| Set exercise |
Copy out each line that mentions the word "Methane".

| Extracted data |
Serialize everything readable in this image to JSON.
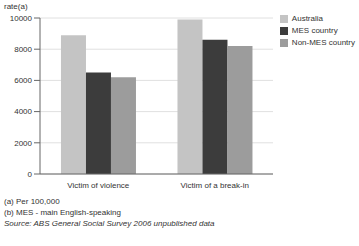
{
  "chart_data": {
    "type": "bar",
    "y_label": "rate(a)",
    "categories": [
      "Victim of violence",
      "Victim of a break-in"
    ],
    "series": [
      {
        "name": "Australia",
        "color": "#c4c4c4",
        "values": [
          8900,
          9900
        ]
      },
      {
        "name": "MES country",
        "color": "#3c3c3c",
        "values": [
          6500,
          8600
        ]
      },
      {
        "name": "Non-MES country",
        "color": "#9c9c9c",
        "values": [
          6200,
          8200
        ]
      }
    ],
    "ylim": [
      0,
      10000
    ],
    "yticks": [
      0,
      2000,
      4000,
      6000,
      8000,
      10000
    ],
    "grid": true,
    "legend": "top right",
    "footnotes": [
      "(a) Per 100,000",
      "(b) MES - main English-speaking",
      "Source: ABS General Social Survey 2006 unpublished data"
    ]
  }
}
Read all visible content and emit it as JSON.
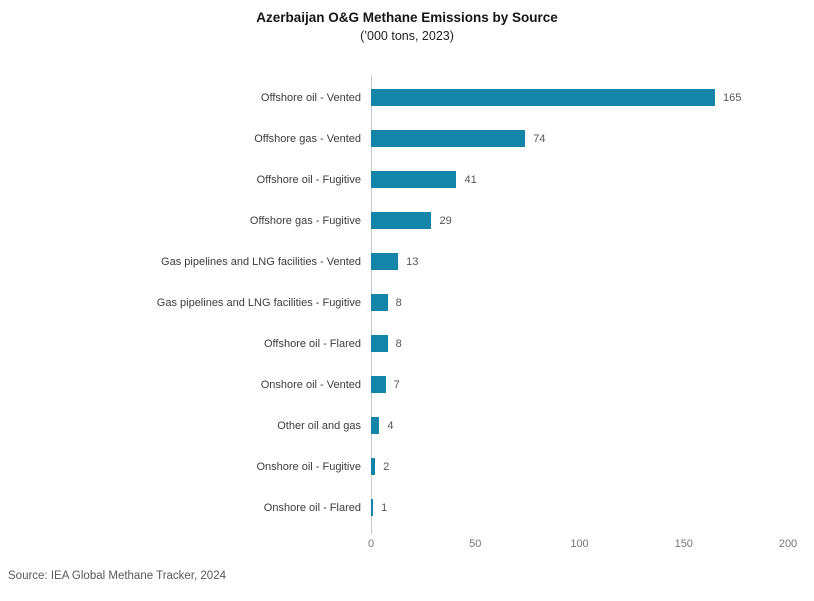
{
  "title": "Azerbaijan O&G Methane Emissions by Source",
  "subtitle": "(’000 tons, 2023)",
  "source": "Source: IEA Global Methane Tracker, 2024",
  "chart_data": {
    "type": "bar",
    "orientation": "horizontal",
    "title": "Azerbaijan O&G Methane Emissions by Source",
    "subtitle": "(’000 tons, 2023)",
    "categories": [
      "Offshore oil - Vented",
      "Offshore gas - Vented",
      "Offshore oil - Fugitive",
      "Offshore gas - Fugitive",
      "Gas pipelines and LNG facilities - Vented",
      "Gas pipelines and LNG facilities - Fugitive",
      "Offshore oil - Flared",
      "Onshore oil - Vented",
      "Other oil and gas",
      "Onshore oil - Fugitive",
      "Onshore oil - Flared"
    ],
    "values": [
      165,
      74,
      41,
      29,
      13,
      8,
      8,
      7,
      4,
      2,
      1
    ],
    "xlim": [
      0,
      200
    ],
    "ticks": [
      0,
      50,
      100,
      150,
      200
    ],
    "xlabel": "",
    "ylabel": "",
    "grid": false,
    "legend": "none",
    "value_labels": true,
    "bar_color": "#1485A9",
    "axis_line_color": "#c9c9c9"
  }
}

| Expected answer |
  "title": "Azerbaijan O&G Methane Emissions by Source",
  "source": "Source: IEA Global Methane Tracker, 2024",
    "title": "Azerbaijan O&G Methane Emissions by Source",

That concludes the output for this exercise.